• STATED GOAL:
The data below must be copied in full and without any change.
Begin RECORDED INFORMATION
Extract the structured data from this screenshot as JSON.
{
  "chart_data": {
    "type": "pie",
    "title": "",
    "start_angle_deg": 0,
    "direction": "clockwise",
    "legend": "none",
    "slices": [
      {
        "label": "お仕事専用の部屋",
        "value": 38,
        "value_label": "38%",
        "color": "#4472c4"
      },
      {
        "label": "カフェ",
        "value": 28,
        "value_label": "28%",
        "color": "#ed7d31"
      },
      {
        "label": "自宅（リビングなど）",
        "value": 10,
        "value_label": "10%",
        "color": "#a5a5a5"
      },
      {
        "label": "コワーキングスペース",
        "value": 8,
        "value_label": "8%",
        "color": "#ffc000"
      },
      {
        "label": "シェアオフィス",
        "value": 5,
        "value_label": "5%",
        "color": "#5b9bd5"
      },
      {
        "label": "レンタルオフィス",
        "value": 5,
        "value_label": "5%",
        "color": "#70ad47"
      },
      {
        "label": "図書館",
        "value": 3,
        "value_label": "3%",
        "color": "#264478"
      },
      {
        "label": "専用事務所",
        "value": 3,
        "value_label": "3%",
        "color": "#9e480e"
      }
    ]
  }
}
End RECORDED INFORMATION
• THE RESULT:
Extract the structured data from this screenshot as JSON.
{
  "chart_data": {
    "type": "pie",
    "title": "",
    "start_angle_deg": 0,
    "direction": "clockwise",
    "legend": "none",
    "slices": [
      {
        "label": "お仕事専用の部屋",
        "value": 38,
        "value_label": "38%",
        "color": "#4472c4"
      },
      {
        "label": "カフェ",
        "value": 28,
        "value_label": "28%",
        "color": "#ed7d31"
      },
      {
        "label": "自宅（リビングなど）",
        "value": 10,
        "value_label": "10%",
        "color": "#a5a5a5"
      },
      {
        "label": "コワーキングスペース",
        "value": 8,
        "value_label": "8%",
        "color": "#ffc000"
      },
      {
        "label": "シェアオフィス",
        "value": 5,
        "value_label": "5%",
        "color": "#5b9bd5"
      },
      {
        "label": "レンタルオフィス",
        "value": 5,
        "value_label": "5%",
        "color": "#70ad47"
      },
      {
        "label": "図書館",
        "value": 3,
        "value_label": "3%",
        "color": "#264478"
      },
      {
        "label": "専用事務所",
        "value": 3,
        "value_label": "3%",
        "color": "#9e480e"
      }
    ]
  }
}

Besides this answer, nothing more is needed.